◆ **Task details**
Pictures within the data are to be left out; everything else must be reproduced exactly.

'''

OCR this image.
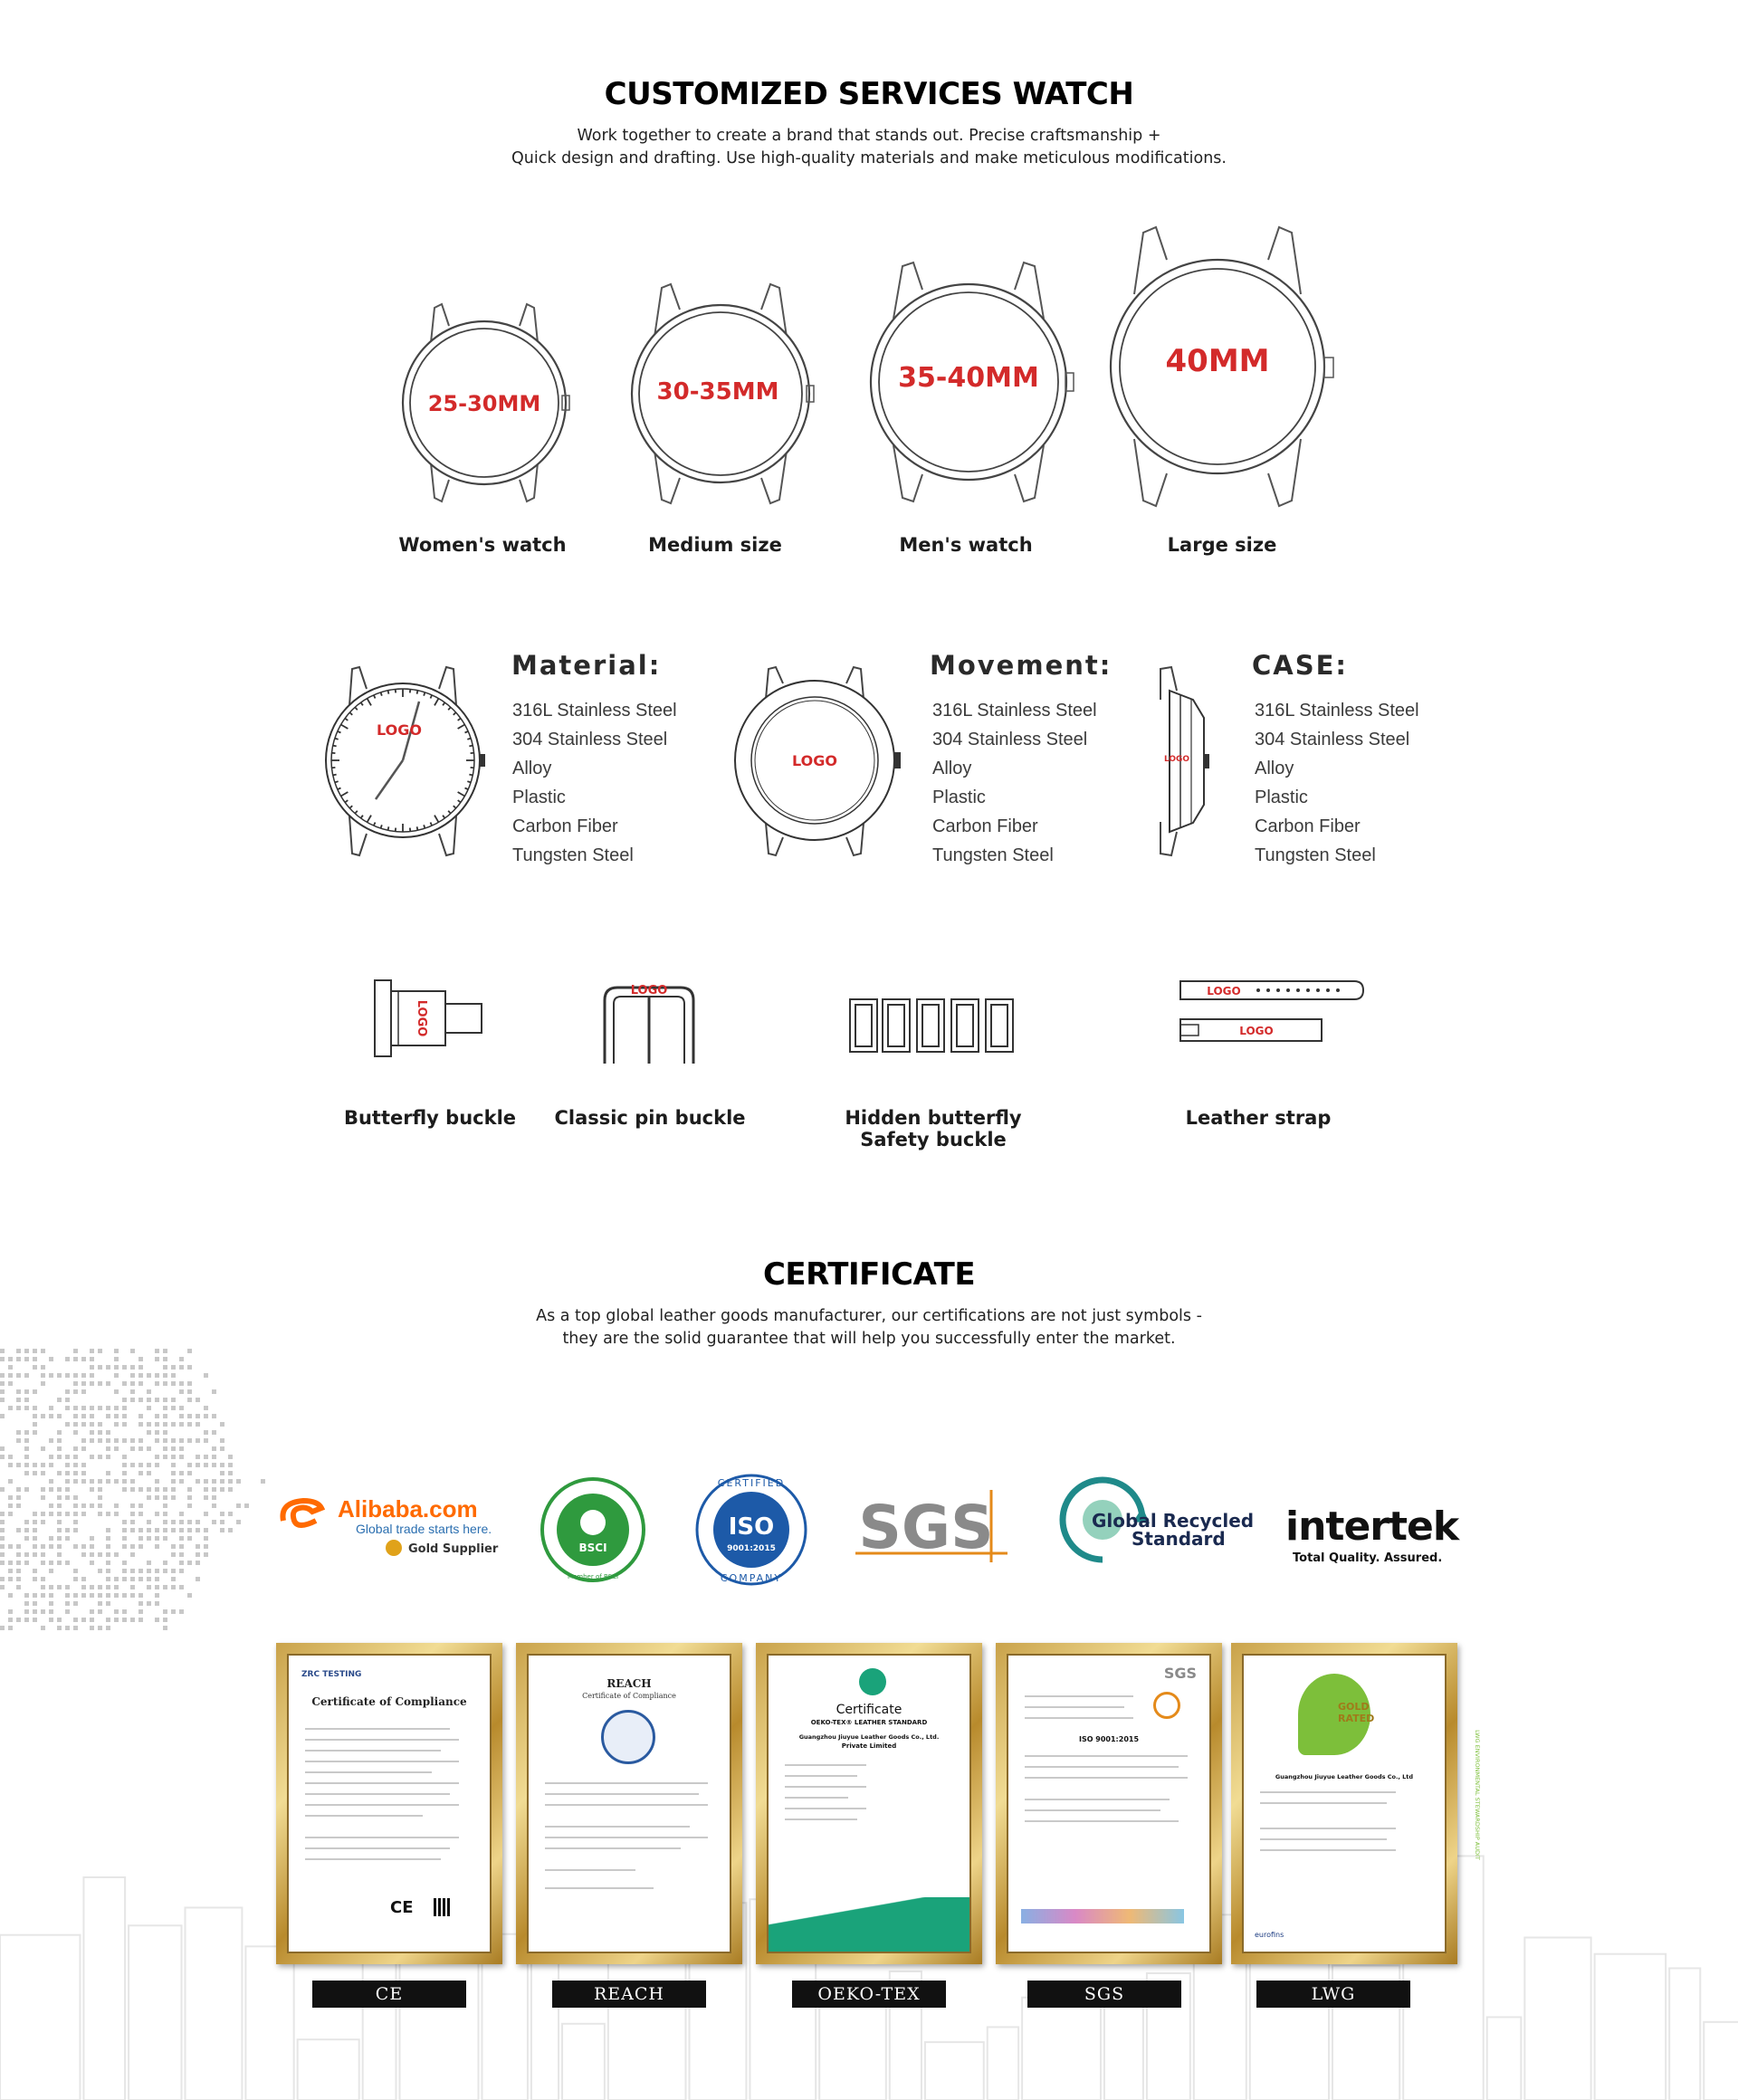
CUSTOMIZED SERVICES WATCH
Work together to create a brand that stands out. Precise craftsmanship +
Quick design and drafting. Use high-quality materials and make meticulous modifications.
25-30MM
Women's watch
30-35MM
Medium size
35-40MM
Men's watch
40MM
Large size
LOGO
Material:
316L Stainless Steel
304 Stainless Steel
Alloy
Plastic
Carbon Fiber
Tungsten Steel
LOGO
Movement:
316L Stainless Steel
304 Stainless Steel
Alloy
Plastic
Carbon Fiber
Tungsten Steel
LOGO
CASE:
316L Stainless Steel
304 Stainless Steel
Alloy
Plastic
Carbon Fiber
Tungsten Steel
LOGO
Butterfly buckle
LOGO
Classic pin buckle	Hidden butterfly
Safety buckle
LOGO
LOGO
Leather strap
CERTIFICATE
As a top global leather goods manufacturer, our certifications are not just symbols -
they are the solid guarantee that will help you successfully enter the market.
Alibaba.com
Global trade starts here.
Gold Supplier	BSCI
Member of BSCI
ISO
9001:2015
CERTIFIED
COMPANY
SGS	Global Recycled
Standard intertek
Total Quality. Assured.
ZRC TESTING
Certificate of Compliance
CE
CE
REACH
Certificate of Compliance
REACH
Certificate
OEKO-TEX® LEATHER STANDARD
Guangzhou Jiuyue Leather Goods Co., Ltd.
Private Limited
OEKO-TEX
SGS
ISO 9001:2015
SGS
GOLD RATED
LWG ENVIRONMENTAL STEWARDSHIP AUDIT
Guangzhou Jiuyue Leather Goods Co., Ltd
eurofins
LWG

'''

◆ **Answer to this task**
OCR this image.
CUSTOMIZED SERVICES WATCH
Work together to create a brand that stands out. Precise craftsmanship +
Quick design and drafting. Use high-quality materials and make meticulous modifications.
25-30MM
Women's watch
30-35MM
Medium size
35-40MM
Men's watch
40MM
Large size
LOGO
Material:
316L Stainless Steel
304 Stainless Steel
Alloy
Plastic
Carbon Fiber
Tungsten Steel
LOGO
Movement:
316L Stainless Steel
304 Stainless Steel
Alloy
Plastic
Carbon Fiber
Tungsten Steel
LOGO
CASE:
316L Stainless Steel
304 Stainless Steel
Alloy
Plastic
Carbon Fiber
Tungsten Steel
LOGO
Butterfly buckle
LOGO
Classic pin buckle	Hidden butterfly
Safety buckle
LOGO
LOGO
Leather strap
CERTIFICATE
As a top global leather goods manufacturer, our certifications are not just symbols -
they are the solid guarantee that will help you successfully enter the market.
Alibaba.com
Global trade starts here.
Gold Supplier	BSCI
Member of BSCI
ISO
9001:2015
CERTIFIED
COMPANY
SGS	Global Recycled
Standard intertek
Total Quality. Assured.
ZRC TESTING
Certificate of Compliance
CE
CE
REACH
Certificate of Compliance
REACH
Certificate
OEKO-TEX® LEATHER STANDARD
Guangzhou Jiuyue Leather Goods Co., Ltd.
Private Limited
OEKO-TEX
SGS
ISO 9001:2015
SGS
GOLD RATED
LWG ENVIRONMENTAL STEWARDSHIP AUDIT
Guangzhou Jiuyue Leather Goods Co., Ltd
eurofins
LWG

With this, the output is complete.